_Written exercise 1_. Return the passage on choosing among dissimilar projects word for word, in full.

_Source excerpt_.
- - - - - - -
So how do we recommend you compare and decide among dissimilar assets? The answer is that we don’t compare them one against the other in the conventional sense. We choose the sets of projects that, together, give us the best chance of achieving all of our goals in all of the time frames of interest. All projects compete for funds, but not as directly as a ranking would indicate. The competition involved in building a portfolio is much more like that in making a team than in running a race. Yes, players compete to see who will fill which roles, and some will be starters while others will end up as role players or back-ups, while others are cut completely. Still, each player does not compete directly with every other player. The coaches select the players that they believe, together, have the best chance of winning. And the selection is not the end of the process. The games still have to be played, and during the course of the season injured players are replaced, new starters will emerge, and the team wins and loses based on a combination of skill, planning, and chance.
In a portfolio system, we select investments on the basis of how they help us achieve our desired overall performance. Real companies in the real world typically have a number of different performance expectations or aspirations over a number of time periods. It is not unusual, for example, to have performance goals that cover, say, earnings, cash flow, and production. There are also resource goals: capital spending limits must be honored, debt covenants maintained, etc. These goals generally must be met year by year; in most situations, investors are wary of promised performance sometime in the future with no intervening milestones along the way. The trick of choosing among dissimilar projects is to choose the combinations of projects that allow us to maximize our chances of meeting all of our goals in every specified time period. Generally, this will mean a mix of projects that generate short, medium and long-term results that aggregate into a cohesive and successful whole.
- - - - - - -
_Rows_.

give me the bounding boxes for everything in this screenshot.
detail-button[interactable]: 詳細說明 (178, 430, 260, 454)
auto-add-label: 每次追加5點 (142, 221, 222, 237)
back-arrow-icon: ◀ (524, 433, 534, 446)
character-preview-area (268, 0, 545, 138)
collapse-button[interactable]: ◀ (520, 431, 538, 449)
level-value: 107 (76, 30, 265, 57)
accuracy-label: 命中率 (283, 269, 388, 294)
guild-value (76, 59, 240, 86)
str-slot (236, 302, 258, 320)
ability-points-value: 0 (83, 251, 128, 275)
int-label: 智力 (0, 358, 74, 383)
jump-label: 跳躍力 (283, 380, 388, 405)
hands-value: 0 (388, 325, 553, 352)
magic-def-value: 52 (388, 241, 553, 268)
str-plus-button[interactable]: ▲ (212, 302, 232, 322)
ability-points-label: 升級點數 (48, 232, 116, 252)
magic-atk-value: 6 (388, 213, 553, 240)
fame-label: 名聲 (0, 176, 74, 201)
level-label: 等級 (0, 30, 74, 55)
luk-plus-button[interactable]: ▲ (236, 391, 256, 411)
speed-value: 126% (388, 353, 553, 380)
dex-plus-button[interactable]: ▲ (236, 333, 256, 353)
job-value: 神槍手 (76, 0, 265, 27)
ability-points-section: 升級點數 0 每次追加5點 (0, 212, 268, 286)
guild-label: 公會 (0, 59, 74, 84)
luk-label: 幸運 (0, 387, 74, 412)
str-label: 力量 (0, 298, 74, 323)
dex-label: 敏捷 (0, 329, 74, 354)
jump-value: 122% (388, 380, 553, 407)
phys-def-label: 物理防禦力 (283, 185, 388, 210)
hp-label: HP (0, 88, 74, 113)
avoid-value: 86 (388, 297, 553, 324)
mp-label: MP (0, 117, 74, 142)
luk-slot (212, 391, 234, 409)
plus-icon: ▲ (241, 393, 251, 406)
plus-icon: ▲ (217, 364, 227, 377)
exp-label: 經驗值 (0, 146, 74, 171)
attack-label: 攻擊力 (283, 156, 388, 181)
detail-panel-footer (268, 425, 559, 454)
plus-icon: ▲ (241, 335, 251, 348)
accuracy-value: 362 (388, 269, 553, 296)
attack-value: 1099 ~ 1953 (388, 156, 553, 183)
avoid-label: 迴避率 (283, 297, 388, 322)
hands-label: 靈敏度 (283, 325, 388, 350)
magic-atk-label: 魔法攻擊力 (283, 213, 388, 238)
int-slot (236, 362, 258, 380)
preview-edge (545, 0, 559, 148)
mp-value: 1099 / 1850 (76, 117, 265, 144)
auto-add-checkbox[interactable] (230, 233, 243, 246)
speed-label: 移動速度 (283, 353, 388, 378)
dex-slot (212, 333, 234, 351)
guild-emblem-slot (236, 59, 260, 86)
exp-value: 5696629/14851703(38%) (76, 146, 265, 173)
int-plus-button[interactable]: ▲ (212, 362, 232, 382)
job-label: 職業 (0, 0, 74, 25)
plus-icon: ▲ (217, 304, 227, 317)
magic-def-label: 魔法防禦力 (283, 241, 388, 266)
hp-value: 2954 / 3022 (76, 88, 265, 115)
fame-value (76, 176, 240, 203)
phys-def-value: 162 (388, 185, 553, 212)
- - - - - - -
_Written exercise 2_. Switch "interactable" to "clickable" in the records, starting at their first line and ending at the line containing "str-slot (236, 302, 258, 320)". Give back only those lines, with nothing else altered.

_Final result 1_.
So how do we recommend you compare and decide among dissimilar assets? The answer is that we don’t compare them one against the other in the conventional sense. We choose the sets of projects that, together, give us the best chance of achieving all of our goals in all of the time frames of interest. All projects compete for funds, but not as directly as a ranking would indicate. The competition involved in building a portfolio is much more like that in making a team than in running a race. Yes, players compete to see who will fill which roles, and some will be starters while others will end up as role players or back-ups, while others are cut completely. Still, each player does not compete directly with every other player. The coaches select the players that they believe, together, have the best chance of winning. And the selection is not the end of the process. The games still have to be played, and during the course of the season injured players are replaced, new starters will emerge, and the team wins and loses based on a combination of skill, planning, and chance.
In a portfolio system, we select investments on the basis of how they help us achieve our desired overall performance. Real companies in the real world typically have a number of different performance expectations or aspirations over a number of time periods. It is not unusual, for example, to have performance goals that cover, say, earnings, cash flow, and production. There are also resource goals: capital spending limits must be honored, debt covenants maintained, etc. These goals generally must be met year by year; in most situations, investors are wary of promised performance sometime in the future with no intervening milestones along the way. The trick of choosing among dissimilar projects is to choose the combinations of projects that allow us to maximize our chances of meeting all of our goals in every specified time period. Generally, this will mean a mix of projects that generate short, medium and long-term results that aggregate into a cohesive and successful whole.

_Final result 2_.
give me the bounding boxes for everything in this screenshot.
detail-button[clickable]: 詳細說明 (178, 430, 260, 454)
auto-add-label: 每次追加5點 (142, 221, 222, 237)
back-arrow-icon: ◀ (524, 433, 534, 446)
character-preview-area (268, 0, 545, 138)
collapse-button[clickable]: ◀ (520, 431, 538, 449)
level-value: 107 (76, 30, 265, 57)
accuracy-label: 命中率 (283, 269, 388, 294)
guild-value (76, 59, 240, 86)
str-slot (236, 302, 258, 320)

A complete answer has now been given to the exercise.